= Exercise prompt =
List every line of the lines below that contains the word "extensions". Case counts.
# # # # # # #
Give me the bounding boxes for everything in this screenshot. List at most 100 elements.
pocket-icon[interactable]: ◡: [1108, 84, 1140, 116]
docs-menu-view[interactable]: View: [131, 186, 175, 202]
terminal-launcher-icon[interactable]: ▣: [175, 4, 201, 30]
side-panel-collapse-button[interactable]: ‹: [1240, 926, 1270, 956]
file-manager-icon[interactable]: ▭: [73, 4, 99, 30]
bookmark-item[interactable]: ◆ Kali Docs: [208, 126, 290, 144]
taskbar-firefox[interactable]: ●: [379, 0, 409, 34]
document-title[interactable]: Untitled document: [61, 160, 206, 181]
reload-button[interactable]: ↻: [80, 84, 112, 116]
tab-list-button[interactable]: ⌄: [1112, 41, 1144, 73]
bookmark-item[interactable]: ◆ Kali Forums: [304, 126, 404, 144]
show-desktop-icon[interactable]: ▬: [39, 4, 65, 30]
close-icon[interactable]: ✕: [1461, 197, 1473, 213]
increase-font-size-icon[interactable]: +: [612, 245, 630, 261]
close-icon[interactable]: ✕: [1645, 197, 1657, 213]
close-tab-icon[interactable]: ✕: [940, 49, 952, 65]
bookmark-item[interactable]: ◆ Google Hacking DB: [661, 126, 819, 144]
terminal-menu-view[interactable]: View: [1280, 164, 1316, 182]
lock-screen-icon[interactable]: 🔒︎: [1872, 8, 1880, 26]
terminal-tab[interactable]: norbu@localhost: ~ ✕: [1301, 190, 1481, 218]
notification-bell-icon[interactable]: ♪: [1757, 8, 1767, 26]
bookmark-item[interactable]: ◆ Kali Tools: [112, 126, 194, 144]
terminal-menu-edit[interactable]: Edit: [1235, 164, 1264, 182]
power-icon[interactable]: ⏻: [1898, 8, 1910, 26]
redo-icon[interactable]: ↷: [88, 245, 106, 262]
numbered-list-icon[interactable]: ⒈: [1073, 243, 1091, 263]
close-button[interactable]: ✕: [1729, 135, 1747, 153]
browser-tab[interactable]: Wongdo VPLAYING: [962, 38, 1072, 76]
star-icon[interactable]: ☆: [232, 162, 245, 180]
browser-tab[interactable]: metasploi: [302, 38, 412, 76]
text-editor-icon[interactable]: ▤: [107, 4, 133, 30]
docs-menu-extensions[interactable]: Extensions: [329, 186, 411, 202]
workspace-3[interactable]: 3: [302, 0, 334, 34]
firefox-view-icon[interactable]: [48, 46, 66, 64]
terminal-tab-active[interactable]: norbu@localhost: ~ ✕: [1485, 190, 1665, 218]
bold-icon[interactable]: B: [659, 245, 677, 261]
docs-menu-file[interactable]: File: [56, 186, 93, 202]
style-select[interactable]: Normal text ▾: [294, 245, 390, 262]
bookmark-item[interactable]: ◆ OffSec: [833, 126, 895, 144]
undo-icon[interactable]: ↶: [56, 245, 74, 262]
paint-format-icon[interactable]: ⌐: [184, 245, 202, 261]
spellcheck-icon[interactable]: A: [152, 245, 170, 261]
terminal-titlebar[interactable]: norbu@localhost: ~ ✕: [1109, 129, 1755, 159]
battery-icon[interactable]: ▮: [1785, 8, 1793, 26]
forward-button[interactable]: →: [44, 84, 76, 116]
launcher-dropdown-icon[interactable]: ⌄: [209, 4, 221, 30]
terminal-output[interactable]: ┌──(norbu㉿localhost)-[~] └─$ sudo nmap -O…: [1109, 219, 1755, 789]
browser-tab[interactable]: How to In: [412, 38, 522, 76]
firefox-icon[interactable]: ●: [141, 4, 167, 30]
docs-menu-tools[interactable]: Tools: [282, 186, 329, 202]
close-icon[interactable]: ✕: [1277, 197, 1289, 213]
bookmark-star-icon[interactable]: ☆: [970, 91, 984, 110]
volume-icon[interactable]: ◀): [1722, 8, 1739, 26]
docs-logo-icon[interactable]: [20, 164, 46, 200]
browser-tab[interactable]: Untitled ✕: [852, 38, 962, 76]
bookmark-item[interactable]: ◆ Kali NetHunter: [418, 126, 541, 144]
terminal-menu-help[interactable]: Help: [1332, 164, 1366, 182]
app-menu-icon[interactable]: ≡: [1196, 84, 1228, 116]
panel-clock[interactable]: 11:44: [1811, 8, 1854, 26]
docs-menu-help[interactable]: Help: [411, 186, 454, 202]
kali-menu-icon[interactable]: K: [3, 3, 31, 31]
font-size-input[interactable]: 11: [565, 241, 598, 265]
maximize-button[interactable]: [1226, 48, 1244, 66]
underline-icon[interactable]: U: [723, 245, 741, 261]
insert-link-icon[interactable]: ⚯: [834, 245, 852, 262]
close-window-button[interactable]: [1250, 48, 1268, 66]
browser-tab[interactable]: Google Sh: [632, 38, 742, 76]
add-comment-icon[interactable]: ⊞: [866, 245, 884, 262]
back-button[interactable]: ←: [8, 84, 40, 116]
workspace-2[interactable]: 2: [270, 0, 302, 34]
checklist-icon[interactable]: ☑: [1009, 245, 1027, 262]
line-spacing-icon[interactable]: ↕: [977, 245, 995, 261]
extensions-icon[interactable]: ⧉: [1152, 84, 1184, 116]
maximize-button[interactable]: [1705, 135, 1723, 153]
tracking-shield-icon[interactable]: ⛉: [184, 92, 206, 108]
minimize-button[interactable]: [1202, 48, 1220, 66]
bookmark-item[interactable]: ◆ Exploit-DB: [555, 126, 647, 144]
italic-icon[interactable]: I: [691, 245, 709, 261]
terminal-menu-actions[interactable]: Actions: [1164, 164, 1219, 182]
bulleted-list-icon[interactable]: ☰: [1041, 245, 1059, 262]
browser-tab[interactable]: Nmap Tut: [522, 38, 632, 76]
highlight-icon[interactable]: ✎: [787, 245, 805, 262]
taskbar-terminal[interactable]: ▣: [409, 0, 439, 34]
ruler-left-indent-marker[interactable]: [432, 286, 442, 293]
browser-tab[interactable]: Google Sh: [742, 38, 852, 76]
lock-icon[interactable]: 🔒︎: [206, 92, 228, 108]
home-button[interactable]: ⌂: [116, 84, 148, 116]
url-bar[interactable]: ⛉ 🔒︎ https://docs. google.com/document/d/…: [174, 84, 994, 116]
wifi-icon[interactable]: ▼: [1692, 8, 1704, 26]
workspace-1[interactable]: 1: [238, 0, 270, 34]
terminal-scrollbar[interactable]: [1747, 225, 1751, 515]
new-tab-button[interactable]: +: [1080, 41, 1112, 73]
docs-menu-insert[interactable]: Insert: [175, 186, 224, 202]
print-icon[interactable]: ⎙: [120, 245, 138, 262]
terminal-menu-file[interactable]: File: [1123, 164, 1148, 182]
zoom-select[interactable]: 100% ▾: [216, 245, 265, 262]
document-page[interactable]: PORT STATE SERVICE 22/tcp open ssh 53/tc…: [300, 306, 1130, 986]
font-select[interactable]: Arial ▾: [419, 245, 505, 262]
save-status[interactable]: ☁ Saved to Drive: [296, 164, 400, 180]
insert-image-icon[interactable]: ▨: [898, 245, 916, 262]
# # # # # # #
= Completed task =
docs-menu-extensions[interactable]: Extensions: [329, 186, 411, 202]
extensions-icon[interactable]: ⧉: [1152, 84, 1184, 116]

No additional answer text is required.